Capital projects, Holland said, “are bigger ticker items and I think will help us make those decisions if we want to take those on this year or not.”

The problem is that where a single “mil,” or dollar in tax per $1,000 in assessed value, could generate $12 million in revenue at the peak of the county’s housing boom, that same dollar generates just $6.2 million today. There are ways to make up the revenue, among them raising the tax rate, spending some of the county’s $7 million reserves, reducing staff or adding an electric “franchise fee” (essentially, a tax on customers’ utility bills, just as Palm Coast is considering).

alan peterson flagler county commission

Alan Peterson (© FlaglerLive)

Those options will be discussed in the weeks and  months ahead, in the midst of an election year that has three commissioners—Barbara Revels, who chairs the commission, George Hanns and Alan Peterson—defending their seats. So far only Hanns and Peterson have drawn opposition, but the potential for more candidates may be playing into some commissioners’ hope of reducing the number of meetings, though among all local governments, the county commission has had the most transparent method of examining the budget.  In Palm Coast, in comparison, as Coffey put it, “they have two workshops and they’re done.”

════════════════

**Goal:** Duplicate the passage of the county budget article that opens with the words containing "Capital projects, Holland" and closes with "Peterson (© FlaglerLive)".

**Data:**
════════════════

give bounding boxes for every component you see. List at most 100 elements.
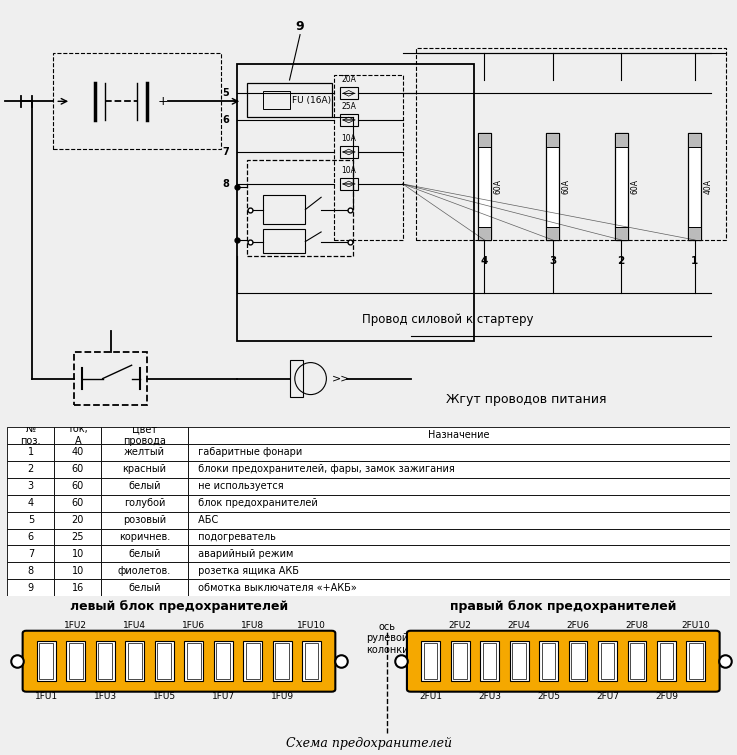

════════════════

**Written reply:**
Capital projects, Holland said, “are bigger ticker items and I think will help us make those decisions if we want to take those on this year or not.”

The problem is that where a single “mil,” or dollar in tax per $1,000 in assessed value, could generate $12 million in revenue at the peak of the county’s housing boom, that same dollar generates just $6.2 million today. There are ways to make up the revenue, among them raising the tax rate, spending some of the county’s $7 million reserves, reducing staff or adding an electric “franchise fee” (essentially, a tax on customers’ utility bills, just as Palm Coast is considering).

alan peterson flagler county commission

Alan Peterson (© FlaglerLive)